Aim of the exercise:
Transcribe all of the records precisely as they are presented.

Data section:
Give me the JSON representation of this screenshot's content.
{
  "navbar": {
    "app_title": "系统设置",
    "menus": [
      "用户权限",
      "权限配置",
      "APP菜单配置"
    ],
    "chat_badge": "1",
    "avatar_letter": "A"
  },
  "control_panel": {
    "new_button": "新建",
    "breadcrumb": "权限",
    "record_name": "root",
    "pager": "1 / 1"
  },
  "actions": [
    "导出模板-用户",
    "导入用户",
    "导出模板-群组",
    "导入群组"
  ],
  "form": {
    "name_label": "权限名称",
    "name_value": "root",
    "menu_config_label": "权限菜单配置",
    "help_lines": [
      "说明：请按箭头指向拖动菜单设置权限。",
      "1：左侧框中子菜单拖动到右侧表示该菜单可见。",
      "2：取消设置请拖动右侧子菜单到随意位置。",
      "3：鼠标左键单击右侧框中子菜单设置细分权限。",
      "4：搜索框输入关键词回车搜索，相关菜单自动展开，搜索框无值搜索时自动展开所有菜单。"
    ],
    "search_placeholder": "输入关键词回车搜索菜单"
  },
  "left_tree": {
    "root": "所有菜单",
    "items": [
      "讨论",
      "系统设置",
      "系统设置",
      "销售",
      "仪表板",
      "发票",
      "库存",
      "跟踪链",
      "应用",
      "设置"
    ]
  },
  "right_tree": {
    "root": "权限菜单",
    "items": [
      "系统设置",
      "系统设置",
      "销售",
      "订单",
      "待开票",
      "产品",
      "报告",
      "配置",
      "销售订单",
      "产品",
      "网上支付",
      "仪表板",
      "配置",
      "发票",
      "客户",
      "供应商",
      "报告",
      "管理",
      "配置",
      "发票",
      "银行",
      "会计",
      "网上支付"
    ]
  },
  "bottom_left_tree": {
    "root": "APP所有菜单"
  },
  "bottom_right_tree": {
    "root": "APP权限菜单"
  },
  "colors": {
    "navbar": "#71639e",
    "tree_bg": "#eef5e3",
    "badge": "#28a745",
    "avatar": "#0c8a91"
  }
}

Solution to this exercise:
Give me the JSON representation of this screenshot's content.
{
  "navbar": {
    "app_title": "系统设置",
    "menus": [
      "用户权限",
      "权限配置",
      "APP菜单配置"
    ],
    "chat_badge": "1",
    "avatar_letter": "A"
  },
  "control_panel": {
    "new_button": "新建",
    "breadcrumb": "权限",
    "record_name": "root",
    "pager": "1 / 1"
  },
  "actions": [
    "导出模板-用户",
    "导入用户",
    "导出模板-群组",
    "导入群组"
  ],
  "form": {
    "name_label": "权限名称",
    "name_value": "root",
    "menu_config_label": "权限菜单配置",
    "help_lines": [
      "说明：请按箭头指向拖动菜单设置权限。",
      "1：左侧框中子菜单拖动到右侧表示该菜单可见。",
      "2：取消设置请拖动右侧子菜单到随意位置。",
      "3：鼠标左键单击右侧框中子菜单设置细分权限。",
      "4：搜索框输入关键词回车搜索，相关菜单自动展开，搜索框无值搜索时自动展开所有菜单。"
    ],
    "search_placeholder": "输入关键词回车搜索菜单"
  },
  "left_tree": {
    "root": "所有菜单",
    "items": [
      "讨论",
      "系统设置",
      "系统设置",
      "销售",
      "仪表板",
      "发票",
      "库存",
      "跟踪链",
      "应用",
      "设置"
    ]
  },
  "right_tree": {
    "root": "权限菜单",
    "items": [
      "系统设置",
      "系统设置",
      "销售",
      "订单",
      "待开票",
      "产品",
      "报告",
      "配置",
      "销售订单",
      "产品",
      "网上支付",
      "仪表板",
      "配置",
      "发票",
      "客户",
      "供应商",
      "报告",
      "管理",
      "配置",
      "发票",
      "银行",
      "会计",
      "网上支付"
    ]
  },
  "bottom_left_tree": {
    "root": "APP所有菜单"
  },
  "bottom_right_tree": {
    "root": "APP权限菜单"
  },
  "colors": {
    "navbar": "#71639e",
    "tree_bg": "#eef5e3",
    "badge": "#28a745",
    "avatar": "#0c8a91"
  }
}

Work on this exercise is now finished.